• GOAL:
Go through the material below and copy each line where the word "Коркино" appears.

● ● ● ●

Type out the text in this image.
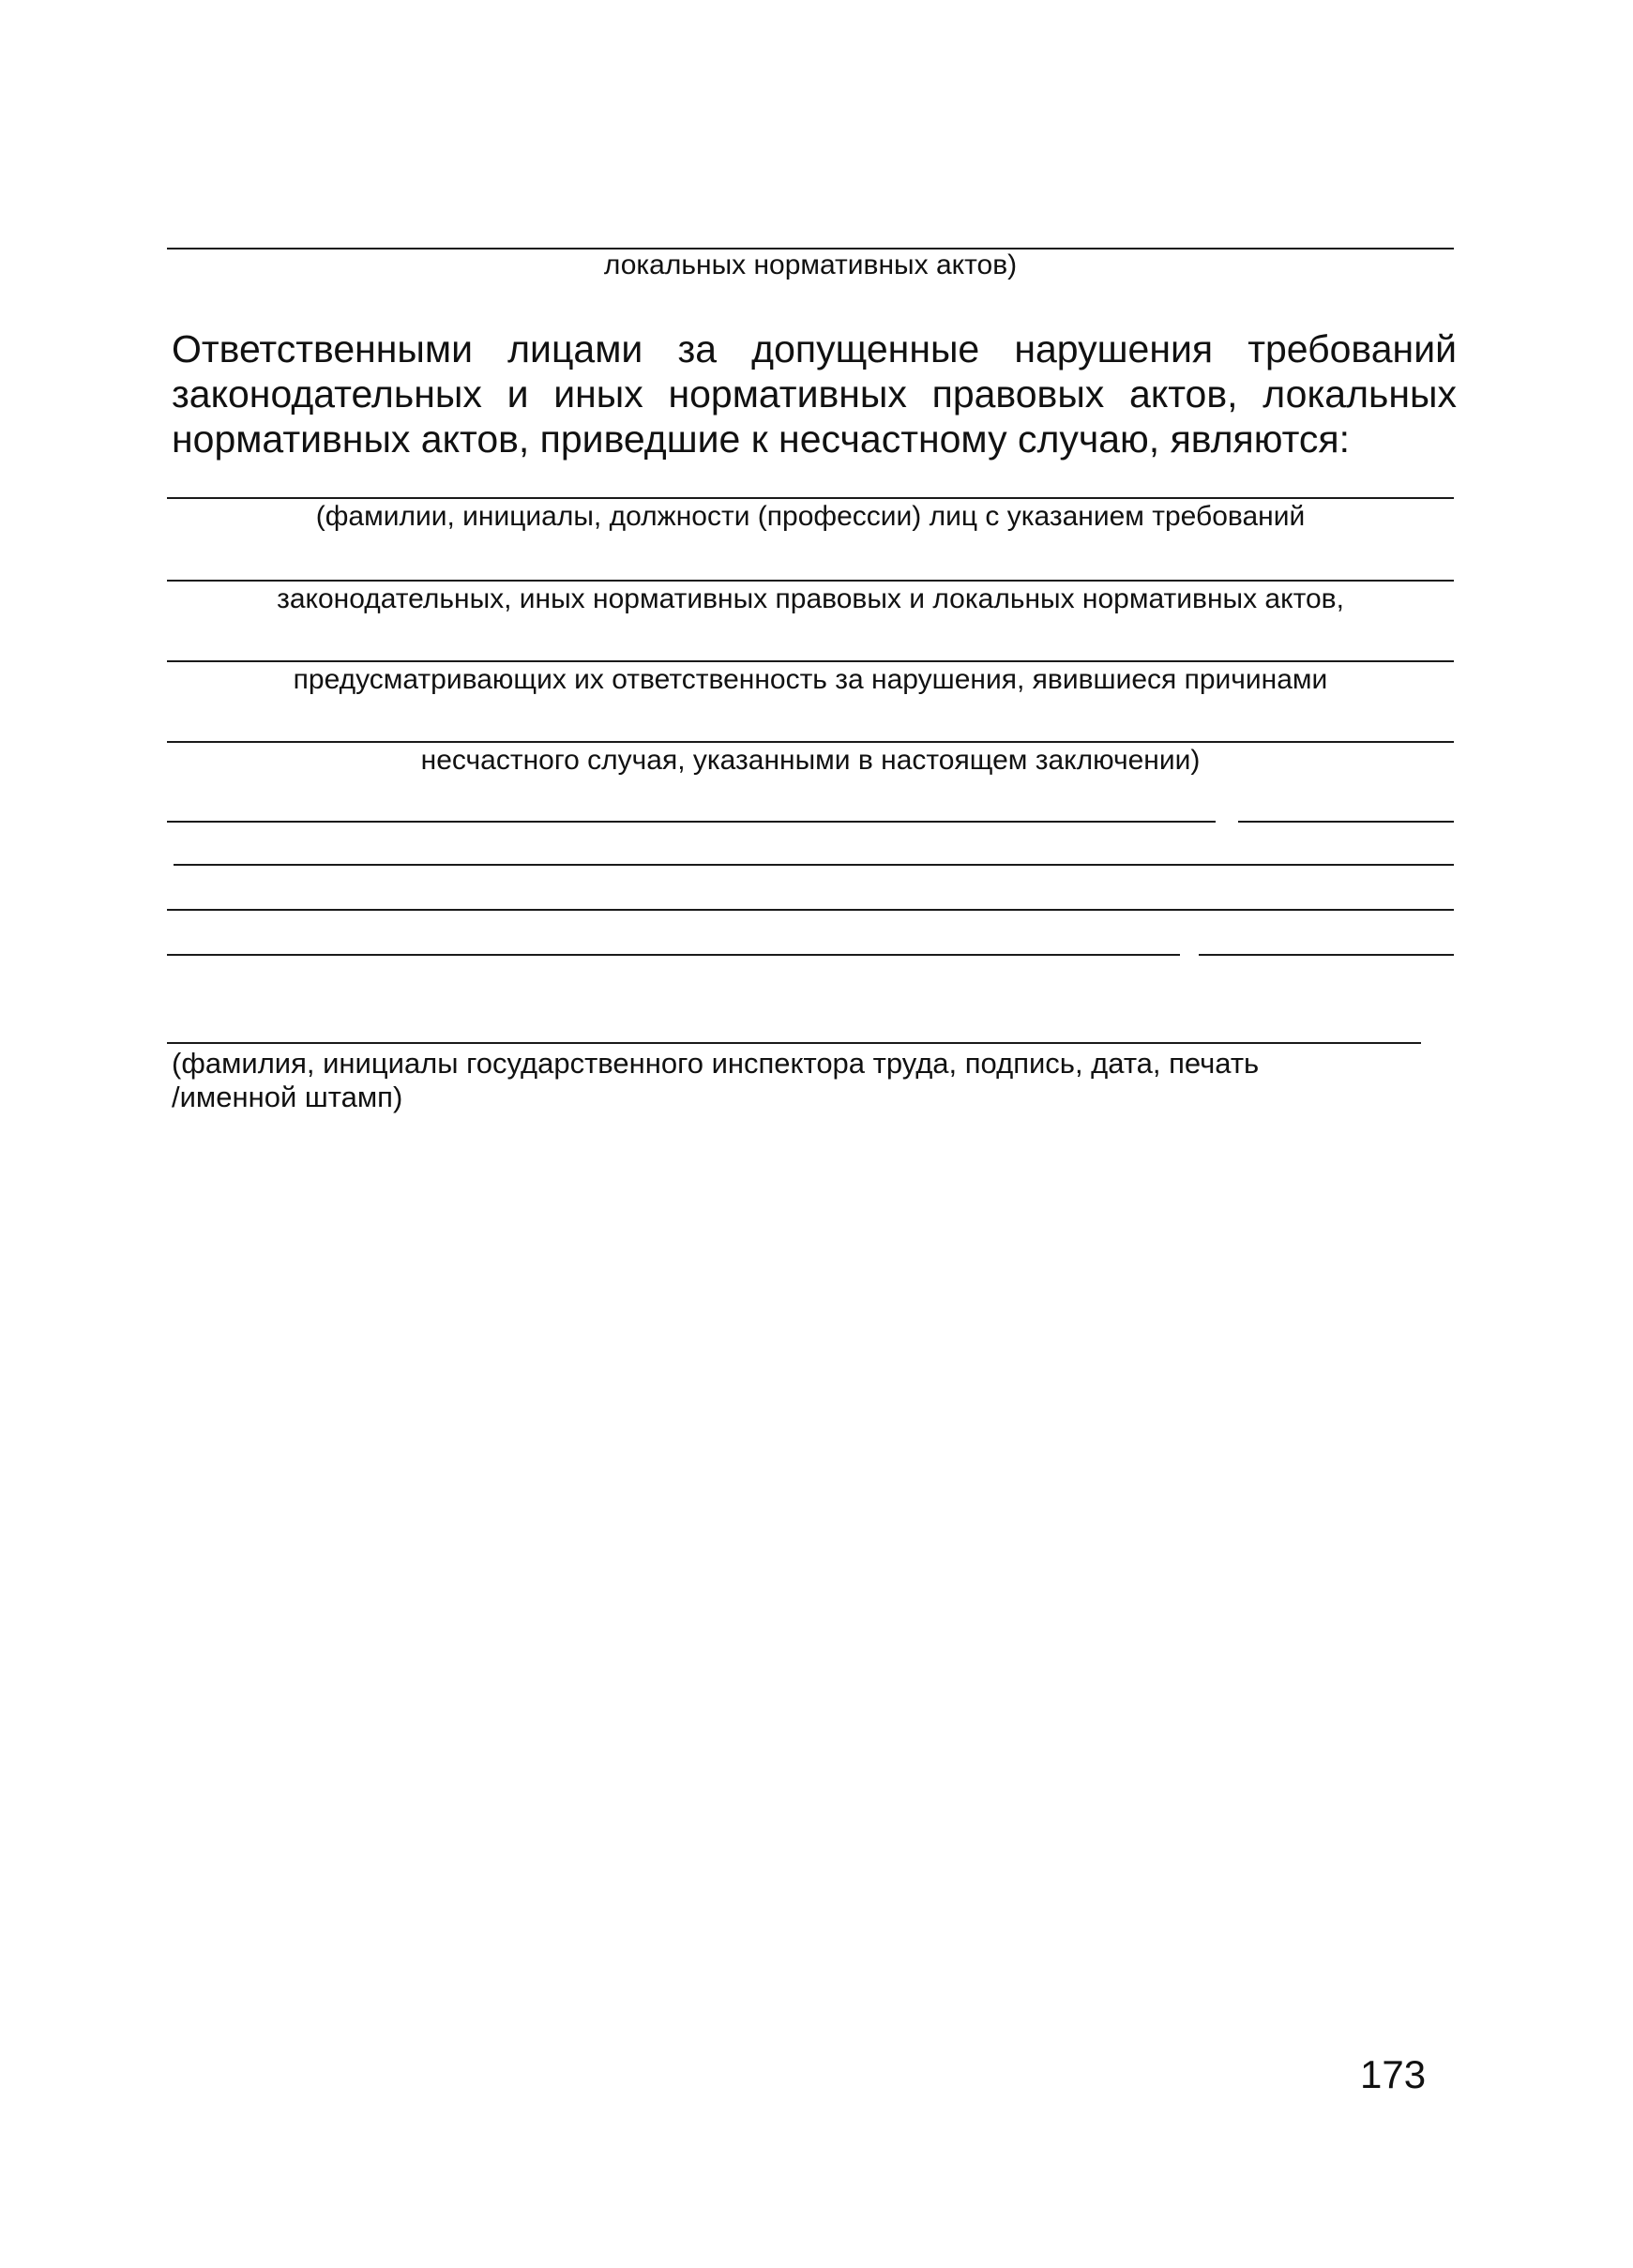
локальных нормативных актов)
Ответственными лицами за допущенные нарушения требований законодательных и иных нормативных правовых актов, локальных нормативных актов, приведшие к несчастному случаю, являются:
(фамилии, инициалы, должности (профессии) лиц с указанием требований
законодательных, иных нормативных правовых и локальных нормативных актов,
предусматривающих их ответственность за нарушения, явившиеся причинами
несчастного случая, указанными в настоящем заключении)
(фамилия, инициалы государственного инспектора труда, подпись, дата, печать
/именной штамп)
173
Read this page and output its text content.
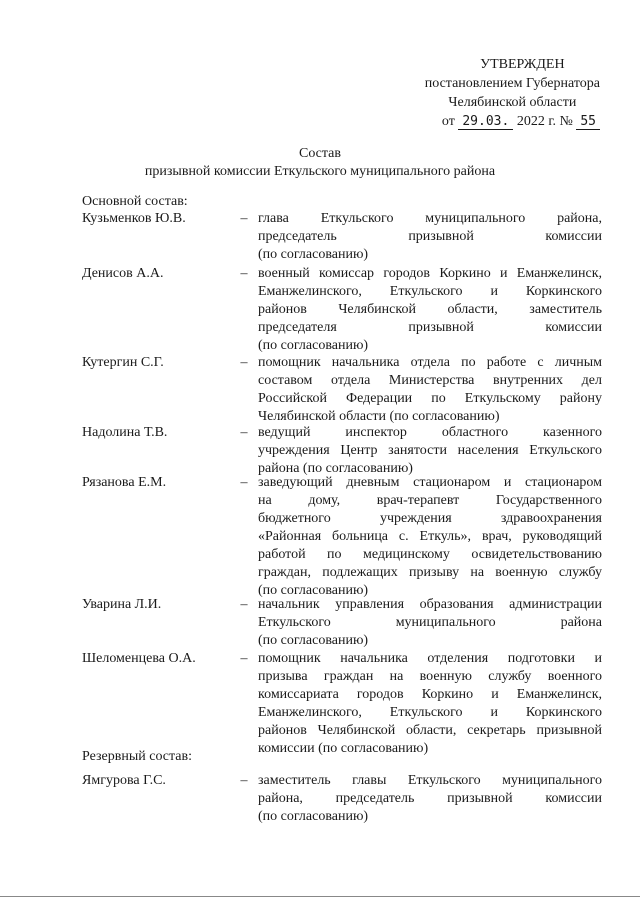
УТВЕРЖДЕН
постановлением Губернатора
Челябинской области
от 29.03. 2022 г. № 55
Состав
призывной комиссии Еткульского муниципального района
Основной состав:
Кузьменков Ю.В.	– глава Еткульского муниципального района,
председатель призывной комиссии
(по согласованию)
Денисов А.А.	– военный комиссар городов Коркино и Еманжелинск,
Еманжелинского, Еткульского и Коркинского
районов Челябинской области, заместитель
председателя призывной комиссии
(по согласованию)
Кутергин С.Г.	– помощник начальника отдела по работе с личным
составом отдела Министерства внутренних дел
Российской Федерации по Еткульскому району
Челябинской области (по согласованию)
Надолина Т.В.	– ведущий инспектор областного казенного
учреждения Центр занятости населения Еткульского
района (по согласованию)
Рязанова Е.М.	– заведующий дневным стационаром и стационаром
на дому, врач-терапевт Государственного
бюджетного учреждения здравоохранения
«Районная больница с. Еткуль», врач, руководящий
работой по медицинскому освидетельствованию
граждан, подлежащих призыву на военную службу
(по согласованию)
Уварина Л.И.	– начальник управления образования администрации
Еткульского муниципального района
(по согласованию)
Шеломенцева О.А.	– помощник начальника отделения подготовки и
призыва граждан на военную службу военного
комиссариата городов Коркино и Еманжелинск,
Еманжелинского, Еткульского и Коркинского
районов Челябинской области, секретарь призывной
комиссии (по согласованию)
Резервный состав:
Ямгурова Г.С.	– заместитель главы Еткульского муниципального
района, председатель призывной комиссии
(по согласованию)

● ● ● ●

• SOLVED EXERCISE:
Денисов А.А.	– военный комиссар городов Коркино и Еманжелинск,
комиссариата городов Коркино и Еманжелинск,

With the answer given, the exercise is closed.